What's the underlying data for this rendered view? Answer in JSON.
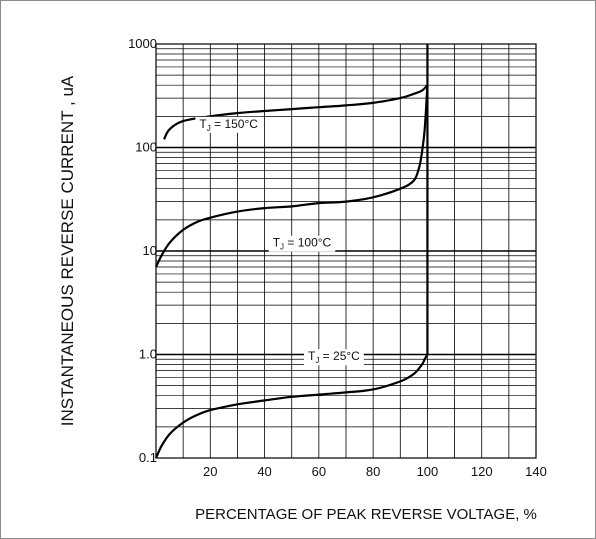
{
  "chart_data": {
    "type": "line",
    "title": "",
    "xlabel": "PERCENTAGE OF PEAK REVERSE VOLTAGE, %",
    "ylabel": "INSTANTANEOUS REVERSE CURRENT , uA",
    "x_scale": "linear",
    "y_scale": "log",
    "xlim": [
      0,
      140
    ],
    "ylim": [
      0.1,
      1000
    ],
    "x_ticks": [
      20,
      40,
      60,
      80,
      100,
      120,
      140
    ],
    "x_tick_labels": [
      "20",
      "40",
      "60",
      "80",
      "100",
      "120",
      "140"
    ],
    "y_ticks": [
      0.1,
      1,
      10,
      100,
      1000
    ],
    "y_tick_labels": [
      "0.1",
      "1.0",
      "10",
      "100",
      "1000"
    ],
    "grid": true,
    "series": [
      {
        "name": "",
        "label": {
          "prefix": "T",
          "sub": "J",
          "rest": " = 150°C"
        },
        "x": [
          3,
          5,
          10,
          20,
          30,
          40,
          50,
          60,
          70,
          80,
          90,
          95,
          98,
          100
        ],
        "y": [
          120,
          150,
          180,
          200,
          215,
          225,
          235,
          245,
          255,
          270,
          300,
          330,
          355,
          400
        ]
      },
      {
        "name": "",
        "label": {
          "prefix": "T",
          "sub": "J",
          "rest": " = 100°C"
        },
        "x": [
          0,
          2,
          5,
          10,
          15,
          20,
          30,
          40,
          50,
          60,
          70,
          80,
          90,
          95,
          97,
          98,
          99,
          100
        ],
        "y": [
          7,
          9,
          12,
          16,
          19,
          21,
          24,
          26,
          27,
          29,
          30,
          33,
          40,
          48,
          65,
          90,
          150,
          400
        ]
      },
      {
        "name": "",
        "label": {
          "prefix": "T",
          "sub": "J",
          "rest": " = 25°C"
        },
        "x": [
          0,
          2,
          5,
          10,
          15,
          20,
          30,
          40,
          50,
          60,
          70,
          80,
          90,
          95,
          98,
          99,
          100
        ],
        "y": [
          0.1,
          0.13,
          0.17,
          0.22,
          0.26,
          0.29,
          0.33,
          0.36,
          0.39,
          0.41,
          0.43,
          0.46,
          0.55,
          0.65,
          0.8,
          0.9,
          1.0
        ]
      }
    ],
    "vertical_line": {
      "x": 100,
      "y_from": 1.0,
      "y_to": 1000
    },
    "label_positions": [
      {
        "x": 16,
        "y": 155
      },
      {
        "x": 43,
        "y": 11
      },
      {
        "x": 56,
        "y": 0.88
      }
    ]
  }
}
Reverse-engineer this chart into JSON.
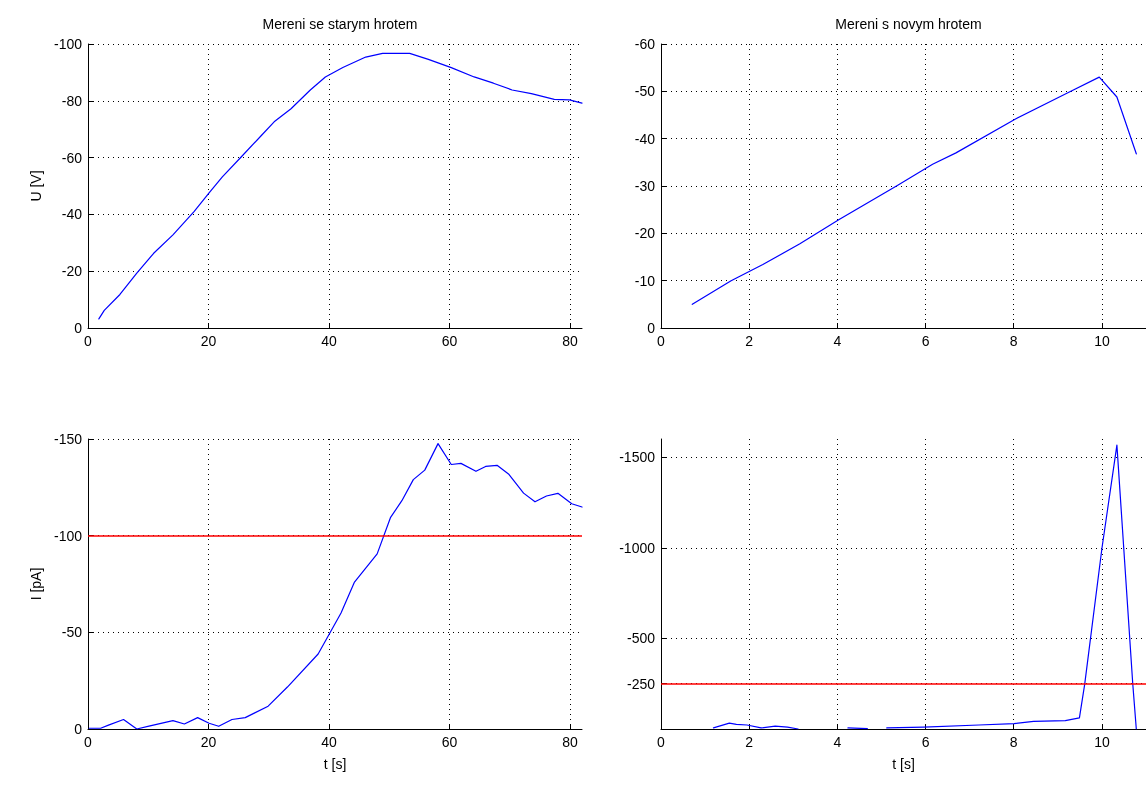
{
  "chart_data": [
    {
      "type": "line",
      "title": "Mereni se starym hrotem",
      "ylabel": "U [V]",
      "xlim": [
        0,
        82
      ],
      "xticks": [
        0,
        20,
        40,
        60,
        80
      ],
      "ylim": [
        0,
        -100
      ],
      "yticks": [
        0,
        -20,
        -40,
        -60,
        -80,
        -100
      ],
      "grid": true,
      "marker": "none",
      "line_style": "solid",
      "series": [
        {
          "color": "#0000ff",
          "x": [
            1.8,
            2.7,
            5.3,
            8.1,
            10.9,
            14.1,
            17.6,
            20.1,
            22.3,
            25.5,
            28.7,
            30.9,
            33.7,
            36.9,
            39.4,
            42.3,
            46.1,
            48.9,
            53.4,
            56.5,
            60.3,
            64.1,
            67.3,
            70.4,
            73.6,
            77.4,
            79.9,
            82
          ],
          "values": [
            -3.2,
            -6.2,
            -11.8,
            -19.3,
            -26.3,
            -32.8,
            -41,
            -47.6,
            -53.2,
            -60.4,
            -67.6,
            -72.6,
            -77.2,
            -83.8,
            -88.4,
            -91.7,
            -95.4,
            -96.7,
            -96.7,
            -94.6,
            -91.7,
            -88.4,
            -86.2,
            -83.8,
            -82.5,
            -80.5,
            -80.3,
            -79.2
          ]
        }
      ]
    },
    {
      "type": "line",
      "title": "Mereni s novym hrotem",
      "xlim": [
        0,
        11
      ],
      "xticks": [
        0,
        2,
        4,
        6,
        8,
        10
      ],
      "ylim": [
        0,
        -60
      ],
      "yticks": [
        0,
        -10,
        -20,
        -30,
        -40,
        -50,
        -60
      ],
      "grid": true,
      "marker": "none",
      "line_style": "solid",
      "series": [
        {
          "color": "#0000ff",
          "x": [
            0.71,
            1.59,
            2.31,
            3.15,
            4.04,
            5.36,
            6.16,
            6.69,
            8.05,
            9.25,
            9.94,
            10.34,
            10.78
          ],
          "values": [
            -5,
            -10,
            -13.4,
            -17.8,
            -22.9,
            -30.1,
            -34.6,
            -37,
            -44.2,
            -49.8,
            -53,
            -48.8,
            -36.8
          ]
        }
      ]
    },
    {
      "type": "line",
      "xlabel": "t [s]",
      "ylabel": "I [pA]",
      "xlim": [
        0,
        82
      ],
      "xticks": [
        0,
        20,
        40,
        60,
        80
      ],
      "ylim": [
        0,
        -150
      ],
      "yticks": [
        0,
        -50,
        -100,
        -150
      ],
      "grid": true,
      "marker": "none",
      "line_style": "solid",
      "ref_lines": [
        {
          "axis": "y",
          "value": -100,
          "color": "#ff0000"
        }
      ],
      "series": [
        {
          "color": "#0000ff",
          "x": [
            0.2,
            2.1,
            3.4,
            5.9,
            8.1,
            10.3,
            14.1,
            16,
            18.2,
            20.1,
            21.7,
            23.9,
            26.1,
            29.9,
            33.1,
            38.2,
            42,
            44.2,
            48,
            50.2,
            52.1,
            54,
            55.9,
            58.1,
            60.3,
            61.9,
            64.4,
            66,
            67.9,
            69.8,
            72.3,
            74.2,
            76.1,
            78,
            80.3,
            82
          ],
          "values": [
            -0.4,
            -0.4,
            -2,
            -4.9,
            0,
            -1.6,
            -4.3,
            -2.6,
            -5.9,
            -3,
            -1.4,
            -4.9,
            -5.9,
            -11.8,
            -21.7,
            -38.8,
            -60,
            -75.8,
            -90.6,
            -109.3,
            -118.1,
            -129,
            -133.9,
            -147.6,
            -136.8,
            -137.4,
            -133.3,
            -135.8,
            -136.4,
            -131.9,
            -122,
            -117.5,
            -120.5,
            -121.9,
            -116.5,
            -114.8
          ]
        }
      ]
    },
    {
      "type": "line",
      "xlabel": "t [s]",
      "xlim": [
        0,
        11
      ],
      "xticks": [
        0,
        2,
        4,
        6,
        8,
        10
      ],
      "ylim": [
        0,
        -1600
      ],
      "yticks": [
        {
          "value": 0,
          "label": null
        },
        -250,
        -500,
        -1000,
        -1500
      ],
      "grid": true,
      "marker": "none",
      "line_style": "solid",
      "ref_lines": [
        {
          "axis": "y",
          "value": -250,
          "color": "#ff0000"
        }
      ],
      "series": [
        {
          "color": "#0000ff",
          "x": [
            1.19,
            1.55,
            1.71,
            1.95,
            2.27,
            2.59,
            2.87,
            3.11,
            3.6,
            4.24,
            4.68,
            4.9,
            5.12,
            5.96,
            7.21,
            8.01,
            8.45,
            9.17,
            9.49,
            9.61,
            10.0,
            10.34,
            10.7,
            10.78
          ],
          "values": [
            -6,
            -32,
            -26,
            -22,
            -6,
            -16,
            -10,
            0,
            null,
            -6,
            -2,
            null,
            -6,
            -10,
            -22,
            -30,
            -42,
            -46,
            -61,
            -248,
            -996,
            -1566,
            -248,
            0
          ]
        }
      ]
    }
  ]
}
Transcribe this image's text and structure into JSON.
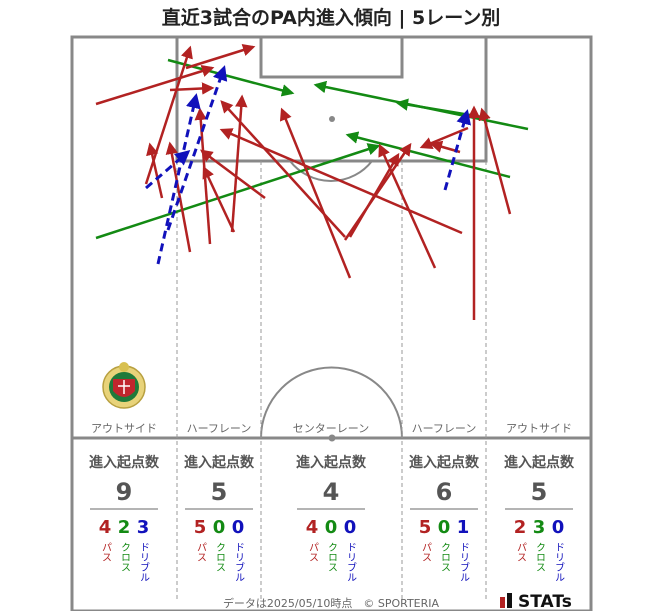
=====
■ **Job**:
All the lines above are to be given again exactly as they read, with the pictures removed.

■ **Output of the task**:
What's the underlying data for this rendered view? Answer in JSON.
{
  "chart_data": {
    "type": "line",
    "title": "",
    "xlabel": "PERCENTAGE OF PEAK REVERSE VOLTAGE, %",
    "ylabel": "INSTANTANEOUS REVERSE CURRENT , uA",
    "x_scale": "linear",
    "y_scale": "log",
    "xlim": [
      0,
      140
    ],
    "ylim": [
      0.1,
      1000
    ],
    "x_ticks": [
      20,
      40,
      60,
      80,
      100,
      120,
      140
    ],
    "x_tick_labels": [
      "20",
      "40",
      "60",
      "80",
      "100",
      "120",
      "140"
    ],
    "y_ticks": [
      0.1,
      1,
      10,
      100,
      1000
    ],
    "y_tick_labels": [
      "0.1",
      "1.0",
      "10",
      "100",
      "1000"
    ],
    "grid": true,
    "series": [
      {
        "name": "",
        "label": {
          "prefix": "T",
          "sub": "J",
          "rest": " = 150°C"
        },
        "x": [
          3,
          5,
          10,
          20,
          30,
          40,
          50,
          60,
          70,
          80,
          90,
          95,
          98,
          100
        ],
        "y": [
          120,
          150,
          180,
          200,
          215,
          225,
          235,
          245,
          255,
          270,
          300,
          330,
          355,
          400
        ]
      },
      {
        "name": "",
        "label": {
          "prefix": "T",
          "sub": "J",
          "rest": " = 100°C"
        },
        "x": [
          0,
          2,
          5,
          10,
          15,
          20,
          30,
          40,
          50,
          60,
          70,
          80,
          90,
          95,
          97,
          98,
          99,
          100
        ],
        "y": [
          7,
          9,
          12,
          16,
          19,
          21,
          24,
          26,
          27,
          29,
          30,
          33,
          40,
          48,
          65,
          90,
          150,
          400
        ]
      },
      {
        "name": "",
        "label": {
          "prefix": "T",
          "sub": "J",
          "rest": " = 25°C"
        },
        "x": [
          0,
          2,
          5,
          10,
          15,
          20,
          30,
          40,
          50,
          60,
          70,
          80,
          90,
          95,
          98,
          99,
          100
        ],
        "y": [
          0.1,
          0.13,
          0.17,
          0.22,
          0.26,
          0.29,
          0.33,
          0.36,
          0.39,
          0.41,
          0.43,
          0.46,
          0.55,
          0.65,
          0.8,
          0.9,
          1.0
        ]
      }
    ],
    "vertical_line": {
      "x": 100,
      "y_from": 1.0,
      "y_to": 1000
    },
    "label_positions": [
      {
        "x": 16,
        "y": 155
      },
      {
        "x": 43,
        "y": 11
      },
      {
        "x": 56,
        "y": 0.88
      }
    ]
  }
}
Reverse-engineer this chart into JSON.
{
  "chart_data": [
    {
      "type": "line",
      "title": "Mereni se starym hrotem",
      "ylabel": "U [V]",
      "xlim": [
        0,
        82
      ],
      "xticks": [
        0,
        20,
        40,
        60,
        80
      ],
      "ylim": [
        0,
        -100
      ],
      "yticks": [
        0,
        -20,
        -40,
        -60,
        -80,
        -100
      ],
      "grid": true,
      "marker": "none",
      "line_style": "solid",
      "series": [
        {
          "color": "#0000ff",
          "x": [
            1.8,
            2.7,
            5.3,
            8.1,
            10.9,
            14.1,
            17.6,
            20.1,
            22.3,
            25.5,
            28.7,
            30.9,
            33.7,
            36.9,
            39.4,
            42.3,
            46.1,
            48.9,
            53.4,
            56.5,
            60.3,
            64.1,
            67.3,
            70.4,
            73.6,
            77.4,
            79.9,
            82
          ],
          "values": [
            -3.2,
            -6.2,
            -11.8,
            -19.3,
            -26.3,
            -32.8,
            -41,
            -47.6,
            -53.2,
            -60.4,
            -67.6,
            -72.6,
            -77.2,
            -83.8,
            -88.4,
            -91.7,
            -95.4,
            -96.7,
            -96.7,
            -94.6,
            -91.7,
            -88.4,
            -86.2,
            -83.8,
            -82.5,
            -80.5,
            -80.3,
            -79.2
          ]
        }
      ]
    },
    {
      "type": "line",
      "title": "Mereni s novym hrotem",
      "xlim": [
        0,
        11
      ],
      "xticks": [
        0,
        2,
        4,
        6,
        8,
        10
      ],
      "ylim": [
        0,
        -60
      ],
      "yticks": [
        0,
        -10,
        -20,
        -30,
        -40,
        -50,
        -60
      ],
      "grid": true,
      "marker": "none",
      "line_style": "solid",
      "series": [
        {
          "color": "#0000ff",
          "x": [
            0.71,
            1.59,
            2.31,
            3.15,
            4.04,
            5.36,
            6.16,
            6.69,
            8.05,
            9.25,
            9.94,
            10.34,
            10.78
          ],
          "values": [
            -5,
            -10,
            -13.4,
            -17.8,
            -22.9,
            -30.1,
            -34.6,
            -37,
            -44.2,
            -49.8,
            -53,
            -48.8,
            -36.8
          ]
        }
      ]
    },
    {
      "type": "line",
      "xlabel": "t [s]",
      "ylabel": "I [pA]",
      "xlim": [
        0,
        82
      ],
      "xticks": [
        0,
        20,
        40,
        60,
        80
      ],
      "ylim": [
        0,
        -150
      ],
      "yticks": [
        0,
        -50,
        -100,
        -150
      ],
      "grid": true,
      "marker": "none",
      "line_style": "solid",
      "ref_lines": [
        {
          "axis": "y",
          "value": -100,
          "color": "#ff0000"
        }
      ],
      "series": [
        {
          "color": "#0000ff",
          "x": [
            0.2,
            2.1,
            3.4,
            5.9,
            8.1,
            10.3,
            14.1,
            16,
            18.2,
            20.1,
            21.7,
            23.9,
            26.1,
            29.9,
            33.1,
            38.2,
            42,
            44.2,
            48,
            50.2,
            52.1,
            54,
            55.9,
            58.1,
            60.3,
            61.9,
            64.4,
            66,
            67.9,
            69.8,
            72.3,
            74.2,
            76.1,
            78,
            80.3,
            82
          ],
          "values": [
            -0.4,
            -0.4,
            -2,
            -4.9,
            0,
            -1.6,
            -4.3,
            -2.6,
            -5.9,
            -3,
            -1.4,
            -4.9,
            -5.9,
            -11.8,
            -21.7,
            -38.8,
            -60,
            -75.8,
            -90.6,
            -109.3,
            -118.1,
            -129,
            -133.9,
            -147.6,
            -136.8,
            -137.4,
            -133.3,
            -135.8,
            -136.4,
            -131.9,
            -122,
            -117.5,
            -120.5,
            -121.9,
            -116.5,
            -114.8
          ]
        }
      ]
    },
    {
      "type": "line",
      "xlabel": "t [s]",
      "xlim": [
        0,
        11
      ],
      "xticks": [
        0,
        2,
        4,
        6,
        8,
        10
      ],
      "ylim": [
        0,
        -1600
      ],
      "yticks": [
        {
          "value": 0,
          "label": null
        },
        -250,
        -500,
        -1000,
        -1500
      ],
      "grid": true,
      "marker": "none",
      "line_style": "solid",
      "ref_lines": [
        {
          "axis": "y",
          "value": -250,
          "color": "#ff0000"
        }
      ],
      "series": [
        {
          "color": "#0000ff",
          "x": [
            1.19,
            1.55,
            1.71,
            1.95,
            2.27,
            2.59,
            2.87,
            3.11,
            3.6,
            4.24,
            4.68,
            4.9,
            5.12,
            5.96,
            7.21,
            8.01,
            8.45,
            9.17,
            9.49,
            9.61,
            10.0,
            10.34,
            10.7,
            10.78
          ],
          "values": [
            -6,
            -32,
            -26,
            -22,
            -6,
            -16,
            -10,
            0,
            null,
            -6,
            -2,
            null,
            -6,
            -10,
            -22,
            -30,
            -42,
            -46,
            -61,
            -248,
            -996,
            -1566,
            -248,
            0
          ]
        }
      ]
    }
  ]
}
Transcribe this image's text and structure into JSON.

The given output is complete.